── Records for the task
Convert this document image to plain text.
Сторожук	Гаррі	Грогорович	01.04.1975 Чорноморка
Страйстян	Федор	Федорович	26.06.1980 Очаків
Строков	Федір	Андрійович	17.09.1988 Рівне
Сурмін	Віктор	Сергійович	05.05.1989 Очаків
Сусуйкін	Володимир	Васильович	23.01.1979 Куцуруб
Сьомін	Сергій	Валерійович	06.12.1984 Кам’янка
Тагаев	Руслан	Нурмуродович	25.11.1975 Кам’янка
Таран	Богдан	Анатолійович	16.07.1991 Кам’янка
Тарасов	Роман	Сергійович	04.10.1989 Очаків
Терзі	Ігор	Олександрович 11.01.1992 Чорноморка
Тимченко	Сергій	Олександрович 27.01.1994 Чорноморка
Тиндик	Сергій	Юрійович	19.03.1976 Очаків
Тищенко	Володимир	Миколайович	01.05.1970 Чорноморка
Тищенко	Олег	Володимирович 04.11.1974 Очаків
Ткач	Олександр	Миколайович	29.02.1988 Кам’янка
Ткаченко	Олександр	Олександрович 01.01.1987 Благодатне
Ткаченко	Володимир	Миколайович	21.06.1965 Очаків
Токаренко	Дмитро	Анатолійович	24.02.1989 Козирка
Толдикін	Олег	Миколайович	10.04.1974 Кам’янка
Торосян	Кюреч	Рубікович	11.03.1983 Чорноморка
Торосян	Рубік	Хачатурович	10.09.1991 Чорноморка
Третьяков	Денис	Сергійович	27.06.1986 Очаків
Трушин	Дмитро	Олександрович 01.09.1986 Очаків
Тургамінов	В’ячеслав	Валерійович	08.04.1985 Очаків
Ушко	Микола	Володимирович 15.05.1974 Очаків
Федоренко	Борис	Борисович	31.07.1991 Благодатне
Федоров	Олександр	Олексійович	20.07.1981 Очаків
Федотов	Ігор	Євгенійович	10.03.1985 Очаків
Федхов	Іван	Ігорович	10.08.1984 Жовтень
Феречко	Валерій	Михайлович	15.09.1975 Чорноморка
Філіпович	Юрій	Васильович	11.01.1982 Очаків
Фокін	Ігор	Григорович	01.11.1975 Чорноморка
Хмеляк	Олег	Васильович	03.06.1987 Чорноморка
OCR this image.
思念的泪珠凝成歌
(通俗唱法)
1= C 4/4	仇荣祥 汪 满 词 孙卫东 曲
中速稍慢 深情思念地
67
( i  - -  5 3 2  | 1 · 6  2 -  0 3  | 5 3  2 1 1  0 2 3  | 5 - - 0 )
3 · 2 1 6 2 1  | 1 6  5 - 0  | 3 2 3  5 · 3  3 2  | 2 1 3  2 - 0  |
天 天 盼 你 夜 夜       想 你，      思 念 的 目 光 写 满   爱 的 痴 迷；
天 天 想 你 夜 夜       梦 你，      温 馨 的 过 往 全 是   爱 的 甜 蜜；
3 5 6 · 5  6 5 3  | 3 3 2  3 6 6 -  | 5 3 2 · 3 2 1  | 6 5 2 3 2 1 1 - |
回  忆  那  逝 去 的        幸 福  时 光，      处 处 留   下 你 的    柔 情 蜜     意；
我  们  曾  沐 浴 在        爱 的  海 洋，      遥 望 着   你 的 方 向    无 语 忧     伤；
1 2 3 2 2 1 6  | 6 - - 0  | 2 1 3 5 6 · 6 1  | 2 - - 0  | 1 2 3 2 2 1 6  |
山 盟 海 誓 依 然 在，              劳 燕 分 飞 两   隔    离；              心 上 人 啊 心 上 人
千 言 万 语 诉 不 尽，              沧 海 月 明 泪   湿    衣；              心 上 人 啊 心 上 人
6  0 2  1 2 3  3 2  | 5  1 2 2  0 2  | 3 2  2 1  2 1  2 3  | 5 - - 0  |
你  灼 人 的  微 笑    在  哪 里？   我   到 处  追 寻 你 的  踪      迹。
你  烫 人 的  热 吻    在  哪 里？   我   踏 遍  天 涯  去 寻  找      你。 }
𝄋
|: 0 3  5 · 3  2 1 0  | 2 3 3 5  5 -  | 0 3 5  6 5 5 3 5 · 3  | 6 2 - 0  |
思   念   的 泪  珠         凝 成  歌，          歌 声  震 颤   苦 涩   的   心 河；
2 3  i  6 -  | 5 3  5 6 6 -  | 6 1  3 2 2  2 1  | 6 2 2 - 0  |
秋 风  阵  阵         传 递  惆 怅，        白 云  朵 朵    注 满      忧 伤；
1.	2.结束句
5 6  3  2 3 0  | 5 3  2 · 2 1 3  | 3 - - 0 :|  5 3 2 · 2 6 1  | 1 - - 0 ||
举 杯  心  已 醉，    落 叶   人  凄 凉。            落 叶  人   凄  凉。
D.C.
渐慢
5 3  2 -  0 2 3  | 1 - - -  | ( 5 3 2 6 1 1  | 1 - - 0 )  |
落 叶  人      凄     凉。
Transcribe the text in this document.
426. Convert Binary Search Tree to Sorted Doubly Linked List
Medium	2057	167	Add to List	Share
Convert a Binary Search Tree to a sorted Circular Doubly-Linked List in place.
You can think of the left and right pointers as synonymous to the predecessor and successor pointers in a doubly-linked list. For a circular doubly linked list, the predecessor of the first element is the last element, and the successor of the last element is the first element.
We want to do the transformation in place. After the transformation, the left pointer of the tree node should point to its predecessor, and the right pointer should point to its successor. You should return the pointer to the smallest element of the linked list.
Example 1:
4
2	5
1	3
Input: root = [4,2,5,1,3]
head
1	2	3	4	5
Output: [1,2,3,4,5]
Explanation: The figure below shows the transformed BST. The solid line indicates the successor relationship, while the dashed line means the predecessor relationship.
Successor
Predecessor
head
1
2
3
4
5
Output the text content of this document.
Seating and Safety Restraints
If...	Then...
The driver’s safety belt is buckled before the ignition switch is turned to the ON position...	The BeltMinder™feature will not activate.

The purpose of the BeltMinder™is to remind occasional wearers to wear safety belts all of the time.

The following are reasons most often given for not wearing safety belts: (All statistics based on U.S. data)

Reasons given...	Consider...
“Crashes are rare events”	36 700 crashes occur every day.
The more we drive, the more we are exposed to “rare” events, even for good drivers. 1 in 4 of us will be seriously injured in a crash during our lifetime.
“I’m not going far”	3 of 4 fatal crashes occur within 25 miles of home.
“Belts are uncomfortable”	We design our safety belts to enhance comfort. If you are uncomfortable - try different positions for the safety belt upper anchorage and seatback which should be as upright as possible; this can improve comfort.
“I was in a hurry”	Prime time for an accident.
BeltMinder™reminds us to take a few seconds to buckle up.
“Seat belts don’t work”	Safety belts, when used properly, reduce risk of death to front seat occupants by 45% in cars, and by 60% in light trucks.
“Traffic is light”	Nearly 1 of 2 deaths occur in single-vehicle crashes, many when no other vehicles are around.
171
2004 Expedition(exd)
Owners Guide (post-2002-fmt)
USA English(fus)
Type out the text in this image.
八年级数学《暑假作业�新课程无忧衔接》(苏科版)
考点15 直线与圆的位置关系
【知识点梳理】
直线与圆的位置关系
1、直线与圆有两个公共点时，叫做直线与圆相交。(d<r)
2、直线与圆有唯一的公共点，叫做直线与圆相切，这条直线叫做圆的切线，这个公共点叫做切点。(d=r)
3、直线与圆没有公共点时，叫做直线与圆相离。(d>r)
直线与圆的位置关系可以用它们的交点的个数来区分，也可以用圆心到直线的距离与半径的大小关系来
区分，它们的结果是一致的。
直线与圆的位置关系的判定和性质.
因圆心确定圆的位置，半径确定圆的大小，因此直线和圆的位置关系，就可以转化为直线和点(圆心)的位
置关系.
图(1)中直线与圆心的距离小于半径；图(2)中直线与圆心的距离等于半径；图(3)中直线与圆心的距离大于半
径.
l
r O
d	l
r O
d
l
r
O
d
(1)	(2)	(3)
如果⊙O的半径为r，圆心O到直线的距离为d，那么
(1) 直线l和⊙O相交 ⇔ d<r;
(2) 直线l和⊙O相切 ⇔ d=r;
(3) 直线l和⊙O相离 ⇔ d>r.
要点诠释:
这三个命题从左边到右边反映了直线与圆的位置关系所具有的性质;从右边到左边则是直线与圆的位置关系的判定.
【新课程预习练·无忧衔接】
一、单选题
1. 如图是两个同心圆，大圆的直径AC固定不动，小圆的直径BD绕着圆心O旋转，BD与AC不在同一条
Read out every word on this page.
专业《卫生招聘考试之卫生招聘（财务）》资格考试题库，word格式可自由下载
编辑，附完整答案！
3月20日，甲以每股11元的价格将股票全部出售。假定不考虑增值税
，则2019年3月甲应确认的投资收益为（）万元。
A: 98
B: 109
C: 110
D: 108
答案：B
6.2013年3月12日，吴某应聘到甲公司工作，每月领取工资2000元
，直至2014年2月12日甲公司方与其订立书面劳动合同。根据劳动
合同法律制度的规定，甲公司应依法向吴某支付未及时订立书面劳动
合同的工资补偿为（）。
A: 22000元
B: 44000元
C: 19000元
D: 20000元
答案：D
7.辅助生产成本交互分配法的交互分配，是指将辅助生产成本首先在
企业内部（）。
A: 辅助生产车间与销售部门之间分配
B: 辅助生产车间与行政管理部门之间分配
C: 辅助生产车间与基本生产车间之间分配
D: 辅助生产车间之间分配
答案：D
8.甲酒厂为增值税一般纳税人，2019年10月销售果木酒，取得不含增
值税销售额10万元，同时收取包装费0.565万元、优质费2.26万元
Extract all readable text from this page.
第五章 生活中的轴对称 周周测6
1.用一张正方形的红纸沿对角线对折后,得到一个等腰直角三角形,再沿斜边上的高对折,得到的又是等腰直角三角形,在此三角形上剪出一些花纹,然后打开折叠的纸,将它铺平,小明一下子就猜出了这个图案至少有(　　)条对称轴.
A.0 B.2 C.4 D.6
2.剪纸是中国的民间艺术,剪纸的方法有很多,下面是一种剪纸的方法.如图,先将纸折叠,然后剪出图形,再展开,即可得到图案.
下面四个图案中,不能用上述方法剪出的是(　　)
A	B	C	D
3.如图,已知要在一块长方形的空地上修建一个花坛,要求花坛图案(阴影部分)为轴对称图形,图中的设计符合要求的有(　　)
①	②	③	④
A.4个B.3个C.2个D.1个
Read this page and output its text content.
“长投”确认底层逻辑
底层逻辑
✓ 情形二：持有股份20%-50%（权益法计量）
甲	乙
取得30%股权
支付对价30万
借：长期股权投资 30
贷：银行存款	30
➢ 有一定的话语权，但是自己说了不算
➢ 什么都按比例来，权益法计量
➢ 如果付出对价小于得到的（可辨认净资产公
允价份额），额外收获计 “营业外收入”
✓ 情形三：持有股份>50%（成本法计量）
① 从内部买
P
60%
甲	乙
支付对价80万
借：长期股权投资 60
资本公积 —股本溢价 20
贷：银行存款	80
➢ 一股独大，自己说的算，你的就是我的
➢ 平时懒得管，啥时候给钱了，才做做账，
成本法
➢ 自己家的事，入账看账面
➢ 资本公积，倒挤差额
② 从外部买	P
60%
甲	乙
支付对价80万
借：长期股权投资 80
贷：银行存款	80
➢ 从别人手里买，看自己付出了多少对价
────
Task directions: Above is a listing; report how many of its lines include the word "should", giving the number only.

Final result: 2